TASK BRIEF -> Write out the listing below again, precisely as it is given.

INPUT MATERIAL ->
■ ■ ■ ■
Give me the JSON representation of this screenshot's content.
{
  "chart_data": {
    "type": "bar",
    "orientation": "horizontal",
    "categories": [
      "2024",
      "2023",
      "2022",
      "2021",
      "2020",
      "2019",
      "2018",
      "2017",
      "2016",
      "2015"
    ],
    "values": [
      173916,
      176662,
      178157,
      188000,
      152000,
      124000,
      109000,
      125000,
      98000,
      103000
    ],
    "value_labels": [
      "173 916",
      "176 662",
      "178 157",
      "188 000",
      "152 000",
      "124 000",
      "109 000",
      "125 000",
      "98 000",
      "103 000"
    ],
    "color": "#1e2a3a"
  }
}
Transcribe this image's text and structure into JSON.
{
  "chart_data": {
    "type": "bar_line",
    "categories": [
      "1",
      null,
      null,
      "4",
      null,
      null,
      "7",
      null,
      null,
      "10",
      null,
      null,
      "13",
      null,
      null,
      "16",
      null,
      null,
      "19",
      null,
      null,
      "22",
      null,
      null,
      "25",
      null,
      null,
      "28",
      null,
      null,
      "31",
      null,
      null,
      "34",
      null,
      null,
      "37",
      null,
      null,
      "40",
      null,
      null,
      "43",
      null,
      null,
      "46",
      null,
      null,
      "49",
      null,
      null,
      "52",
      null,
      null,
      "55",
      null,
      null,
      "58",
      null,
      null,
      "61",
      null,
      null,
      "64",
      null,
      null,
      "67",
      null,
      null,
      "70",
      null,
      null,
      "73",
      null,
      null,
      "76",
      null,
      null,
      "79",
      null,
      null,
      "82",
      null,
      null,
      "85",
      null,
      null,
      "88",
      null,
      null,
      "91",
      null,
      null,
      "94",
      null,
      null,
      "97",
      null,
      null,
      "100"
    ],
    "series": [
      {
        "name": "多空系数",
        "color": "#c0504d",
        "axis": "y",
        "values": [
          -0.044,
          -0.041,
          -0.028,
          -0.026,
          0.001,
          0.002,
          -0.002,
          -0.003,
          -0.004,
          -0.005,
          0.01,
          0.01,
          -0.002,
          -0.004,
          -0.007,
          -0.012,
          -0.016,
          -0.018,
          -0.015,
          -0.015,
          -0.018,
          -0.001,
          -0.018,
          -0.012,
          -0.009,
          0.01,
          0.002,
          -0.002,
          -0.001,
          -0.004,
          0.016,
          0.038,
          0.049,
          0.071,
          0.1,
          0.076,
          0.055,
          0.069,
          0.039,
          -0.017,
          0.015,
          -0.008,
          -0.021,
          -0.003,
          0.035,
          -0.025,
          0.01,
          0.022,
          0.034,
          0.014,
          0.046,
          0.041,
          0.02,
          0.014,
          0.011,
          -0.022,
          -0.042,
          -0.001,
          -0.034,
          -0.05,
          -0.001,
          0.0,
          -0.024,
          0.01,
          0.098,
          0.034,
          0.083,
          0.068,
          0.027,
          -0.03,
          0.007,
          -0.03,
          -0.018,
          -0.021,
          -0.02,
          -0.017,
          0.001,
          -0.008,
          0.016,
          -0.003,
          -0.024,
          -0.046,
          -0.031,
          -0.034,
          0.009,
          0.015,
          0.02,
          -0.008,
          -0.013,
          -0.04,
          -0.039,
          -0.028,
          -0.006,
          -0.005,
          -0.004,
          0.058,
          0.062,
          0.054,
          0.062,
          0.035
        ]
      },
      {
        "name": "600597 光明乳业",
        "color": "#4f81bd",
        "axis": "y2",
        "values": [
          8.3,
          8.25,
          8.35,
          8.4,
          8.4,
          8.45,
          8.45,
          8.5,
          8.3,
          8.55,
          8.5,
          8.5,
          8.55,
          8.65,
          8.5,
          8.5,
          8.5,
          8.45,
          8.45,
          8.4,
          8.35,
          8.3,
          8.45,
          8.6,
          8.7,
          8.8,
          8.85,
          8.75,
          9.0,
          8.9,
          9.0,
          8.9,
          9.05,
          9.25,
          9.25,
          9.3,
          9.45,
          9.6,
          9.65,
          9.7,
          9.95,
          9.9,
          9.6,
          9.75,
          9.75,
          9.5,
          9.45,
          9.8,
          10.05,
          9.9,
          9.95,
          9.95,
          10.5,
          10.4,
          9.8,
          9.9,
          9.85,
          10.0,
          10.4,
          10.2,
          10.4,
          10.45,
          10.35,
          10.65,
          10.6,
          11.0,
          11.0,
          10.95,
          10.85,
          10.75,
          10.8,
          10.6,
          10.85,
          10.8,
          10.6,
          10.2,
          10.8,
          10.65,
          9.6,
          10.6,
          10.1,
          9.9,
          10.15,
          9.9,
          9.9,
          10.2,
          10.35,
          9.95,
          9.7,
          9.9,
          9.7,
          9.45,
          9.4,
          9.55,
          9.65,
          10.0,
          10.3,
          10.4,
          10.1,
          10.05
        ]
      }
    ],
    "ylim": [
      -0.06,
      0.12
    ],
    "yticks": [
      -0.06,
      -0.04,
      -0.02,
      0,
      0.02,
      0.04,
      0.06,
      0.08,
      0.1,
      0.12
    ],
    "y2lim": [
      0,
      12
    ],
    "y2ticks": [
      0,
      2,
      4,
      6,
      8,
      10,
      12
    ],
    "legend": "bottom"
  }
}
■ ■ ■ ■
IN RESPONSE ->
Give me the JSON representation of this screenshot's content.
{
  "chart_data": {
    "type": "bar",
    "orientation": "horizontal",
    "categories": [
      "2024",
      "2023",
      "2022",
      "2021",
      "2020",
      "2019",
      "2018",
      "2017",
      "2016",
      "2015"
    ],
    "values": [
      173916,
      176662,
      178157,
      188000,
      152000,
      124000,
      109000,
      125000,
      98000,
      103000
    ],
    "value_labels": [
      "173 916",
      "176 662",
      "178 157",
      "188 000",
      "152 000",
      "124 000",
      "109 000",
      "125 000",
      "98 000",
      "103 000"
    ],
    "color": "#1e2a3a"
  }
}
Transcribe this image's text and structure into JSON.
{
  "chart_data": {
    "type": "bar_line",
    "categories": [
      "1",
      null,
      null,
      "4",
      null,
      null,
      "7",
      null,
      null,
      "10",
      null,
      null,
      "13",
      null,
      null,
      "16",
      null,
      null,
      "19",
      null,
      null,
      "22",
      null,
      null,
      "25",
      null,
      null,
      "28",
      null,
      null,
      "31",
      null,
      null,
      "34",
      null,
      null,
      "37",
      null,
      null,
      "40",
      null,
      null,
      "43",
      null,
      null,
      "46",
      null,
      null,
      "49",
      null,
      null,
      "52",
      null,
      null,
      "55",
      null,
      null,
      "58",
      null,
      null,
      "61",
      null,
      null,
      "64",
      null,
      null,
      "67",
      null,
      null,
      "70",
      null,
      null,
      "73",
      null,
      null,
      "76",
      null,
      null,
      "79",
      null,
      null,
      "82",
      null,
      null,
      "85",
      null,
      null,
      "88",
      null,
      null,
      "91",
      null,
      null,
      "94",
      null,
      null,
      "97",
      null,
      null,
      "100"
    ],
    "series": [
      {
        "name": "多空系数",
        "color": "#c0504d",
        "axis": "y",
        "values": [
          -0.044,
          -0.041,
          -0.028,
          -0.026,
          0.001,
          0.002,
          -0.002,
          -0.003,
          -0.004,
          -0.005,
          0.01,
          0.01,
          -0.002,
          -0.004,
          -0.007,
          -0.012,
          -0.016,
          -0.018,
          -0.015,
          -0.015,
          -0.018,
          -0.001,
          -0.018,
          -0.012,
          -0.009,
          0.01,
          0.002,
          -0.002,
          -0.001,
          -0.004,
          0.016,
          0.038,
          0.049,
          0.071,
          0.1,
          0.076,
          0.055,
          0.069,
          0.039,
          -0.017,
          0.015,
          -0.008,
          -0.021,
          -0.003,
          0.035,
          -0.025,
          0.01,
          0.022,
          0.034,
          0.014,
          0.046,
          0.041,
          0.02,
          0.014,
          0.011,
          -0.022,
          -0.042,
          -0.001,
          -0.034,
          -0.05,
          -0.001,
          0.0,
          -0.024,
          0.01,
          0.098,
          0.034,
          0.083,
          0.068,
          0.027,
          -0.03,
          0.007,
          -0.03,
          -0.018,
          -0.021,
          -0.02,
          -0.017,
          0.001,
          -0.008,
          0.016,
          -0.003,
          -0.024,
          -0.046,
          -0.031,
          -0.034,
          0.009,
          0.015,
          0.02,
          -0.008,
          -0.013,
          -0.04,
          -0.039,
          -0.028,
          -0.006,
          -0.005,
          -0.004,
          0.058,
          0.062,
          0.054,
          0.062,
          0.035
        ]
      },
      {
        "name": "600597 光明乳业",
        "color": "#4f81bd",
        "axis": "y2",
        "values": [
          8.3,
          8.25,
          8.35,
          8.4,
          8.4,
          8.45,
          8.45,
          8.5,
          8.3,
          8.55,
          8.5,
          8.5,
          8.55,
          8.65,
          8.5,
          8.5,
          8.5,
          8.45,
          8.45,
          8.4,
          8.35,
          8.3,
          8.45,
          8.6,
          8.7,
          8.8,
          8.85,
          8.75,
          9.0,
          8.9,
          9.0,
          8.9,
          9.05,
          9.25,
          9.25,
          9.3,
          9.45,
          9.6,
          9.65,
          9.7,
          9.95,
          9.9,
          9.6,
          9.75,
          9.75,
          9.5,
          9.45,
          9.8,
          10.05,
          9.9,
          9.95,
          9.95,
          10.5,
          10.4,
          9.8,
          9.9,
          9.85,
          10.0,
          10.4,
          10.2,
          10.4,
          10.45,
          10.35,
          10.65,
          10.6,
          11.0,
          11.0,
          10.95,
          10.85,
          10.75,
          10.8,
          10.6,
          10.85,
          10.8,
          10.6,
          10.2,
          10.8,
          10.65,
          9.6,
          10.6,
          10.1,
          9.9,
          10.15,
          9.9,
          9.9,
          10.2,
          10.35,
          9.95,
          9.7,
          9.9,
          9.7,
          9.45,
          9.4,
          9.55,
          9.65,
          10.0,
          10.3,
          10.4,
          10.1,
          10.05
        ]
      }
    ],
    "ylim": [
      -0.06,
      0.12
    ],
    "yticks": [
      -0.06,
      -0.04,
      -0.02,
      0,
      0.02,
      0.04,
      0.06,
      0.08,
      0.1,
      0.12
    ],
    "y2lim": [
      0,
      12
    ],
    "y2ticks": [
      0,
      2,
      4,
      6,
      8,
      10,
      12
    ],
    "legend": "bottom"
  }
}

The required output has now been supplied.